## Task statement
Set down the full listing exactly, character for character.

Dataset extract start

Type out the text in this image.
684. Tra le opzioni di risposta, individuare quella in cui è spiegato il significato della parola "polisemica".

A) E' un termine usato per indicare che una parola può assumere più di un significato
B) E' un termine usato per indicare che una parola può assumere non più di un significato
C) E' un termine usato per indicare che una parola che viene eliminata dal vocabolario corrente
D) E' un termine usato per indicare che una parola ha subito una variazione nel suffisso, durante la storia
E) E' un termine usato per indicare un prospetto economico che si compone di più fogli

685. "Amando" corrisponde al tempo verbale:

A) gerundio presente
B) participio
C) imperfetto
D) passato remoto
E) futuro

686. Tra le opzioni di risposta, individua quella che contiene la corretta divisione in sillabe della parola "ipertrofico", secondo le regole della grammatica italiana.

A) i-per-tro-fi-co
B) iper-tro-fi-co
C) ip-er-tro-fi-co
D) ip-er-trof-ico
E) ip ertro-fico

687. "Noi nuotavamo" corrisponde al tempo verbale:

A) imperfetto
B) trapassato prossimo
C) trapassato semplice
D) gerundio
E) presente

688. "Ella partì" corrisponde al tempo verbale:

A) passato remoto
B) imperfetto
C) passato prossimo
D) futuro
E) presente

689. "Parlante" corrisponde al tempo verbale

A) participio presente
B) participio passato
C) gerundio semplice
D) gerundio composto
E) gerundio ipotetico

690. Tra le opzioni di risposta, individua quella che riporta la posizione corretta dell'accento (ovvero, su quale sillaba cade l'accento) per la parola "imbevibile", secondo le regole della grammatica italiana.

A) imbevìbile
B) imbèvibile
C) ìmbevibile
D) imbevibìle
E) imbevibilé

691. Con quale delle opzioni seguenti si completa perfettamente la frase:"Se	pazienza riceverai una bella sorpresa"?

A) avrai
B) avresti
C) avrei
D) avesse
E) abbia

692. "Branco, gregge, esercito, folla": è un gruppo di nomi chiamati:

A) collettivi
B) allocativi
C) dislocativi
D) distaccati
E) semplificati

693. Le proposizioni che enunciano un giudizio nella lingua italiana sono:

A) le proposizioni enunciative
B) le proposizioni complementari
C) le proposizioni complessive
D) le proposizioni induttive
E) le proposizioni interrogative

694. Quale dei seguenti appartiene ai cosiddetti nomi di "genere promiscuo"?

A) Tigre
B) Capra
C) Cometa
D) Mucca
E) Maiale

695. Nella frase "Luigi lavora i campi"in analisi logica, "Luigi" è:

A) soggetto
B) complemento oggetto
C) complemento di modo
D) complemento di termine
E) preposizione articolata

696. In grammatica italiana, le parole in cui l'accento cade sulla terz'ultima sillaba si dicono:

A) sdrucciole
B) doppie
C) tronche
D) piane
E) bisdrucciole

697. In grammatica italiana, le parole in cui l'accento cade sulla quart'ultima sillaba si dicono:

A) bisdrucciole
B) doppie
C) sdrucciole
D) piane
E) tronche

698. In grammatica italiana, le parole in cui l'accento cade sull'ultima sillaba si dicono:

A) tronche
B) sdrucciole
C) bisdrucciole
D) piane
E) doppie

Dataset extract end

## Written response
Type out the text in this image.
684. Tra le opzioni di risposta, individuare quella in cui è spiegato il significato della parola "polisemica".

A) E' un termine usato per indicare che una parola può assumere più di un significato
B) E' un termine usato per indicare che una parola può assumere non più di un significato
C) E' un termine usato per indicare che una parola che viene eliminata dal vocabolario corrente
D) E' un termine usato per indicare che una parola ha subito una variazione nel suffisso, durante la storia
E) E' un termine usato per indicare un prospetto economico che si compone di più fogli

685. "Amando" corrisponde al tempo verbale:

A) gerundio presente
B) participio
C) imperfetto
D) passato remoto
E) futuro

686. Tra le opzioni di risposta, individua quella che contiene la corretta divisione in sillabe della parola "ipertrofico", secondo le regole della grammatica italiana.

A) i-per-tro-fi-co
B) iper-tro-fi-co
C) ip-er-tro-fi-co
D) ip-er-trof-ico
E) ip ertro-fico

687. "Noi nuotavamo" corrisponde al tempo verbale:

A) imperfetto
B) trapassato prossimo
C) trapassato semplice
D) gerundio
E) presente

688. "Ella partì" corrisponde al tempo verbale:

A) passato remoto
B) imperfetto
C) passato prossimo
D) futuro
E) presente

689. "Parlante" corrisponde al tempo verbale

A) participio presente
B) participio passato
C) gerundio semplice
D) gerundio composto
E) gerundio ipotetico

690. Tra le opzioni di risposta, individua quella che riporta la posizione corretta dell'accento (ovvero, su quale sillaba cade l'accento) per la parola "imbevibile", secondo le regole della grammatica italiana.

A) imbevìbile
B) imbèvibile
C) ìmbevibile
D) imbevibìle
E) imbevibilé

691. Con quale delle opzioni seguenti si completa perfettamente la frase:"Se	pazienza riceverai una bella sorpresa"?

A) avrai
B) avresti
C) avrei
D) avesse
E) abbia

692. "Branco, gregge, esercito, folla": è un gruppo di nomi chiamati:

A) collettivi
B) allocativi
C) dislocativi
D) distaccati
E) semplificati

693. Le proposizioni che enunciano un giudizio nella lingua italiana sono:

A) le proposizioni enunciative
B) le proposizioni complementari
C) le proposizioni complessive
D) le proposizioni induttive
E) le proposizioni interrogative

694. Quale dei seguenti appartiene ai cosiddetti nomi di "genere promiscuo"?

A) Tigre
B) Capra
C) Cometa
D) Mucca
E) Maiale

695. Nella frase "Luigi lavora i campi"in analisi logica, "Luigi" è:

A) soggetto
B) complemento oggetto
C) complemento di modo
D) complemento di termine
E) preposizione articolata

696. In grammatica italiana, le parole in cui l'accento cade sulla terz'ultima sillaba si dicono:

A) sdrucciole
B) doppie
C) tronche
D) piane
E) bisdrucciole

697. In grammatica italiana, le parole in cui l'accento cade sulla quart'ultima sillaba si dicono:

A) bisdrucciole
B) doppie
C) sdrucciole
D) piane
E) tronche

698. In grammatica italiana, le parole in cui l'accento cade sull'ultima sillaba si dicono:

A) tronche
B) sdrucciole
C) bisdrucciole
D) piane
E) doppie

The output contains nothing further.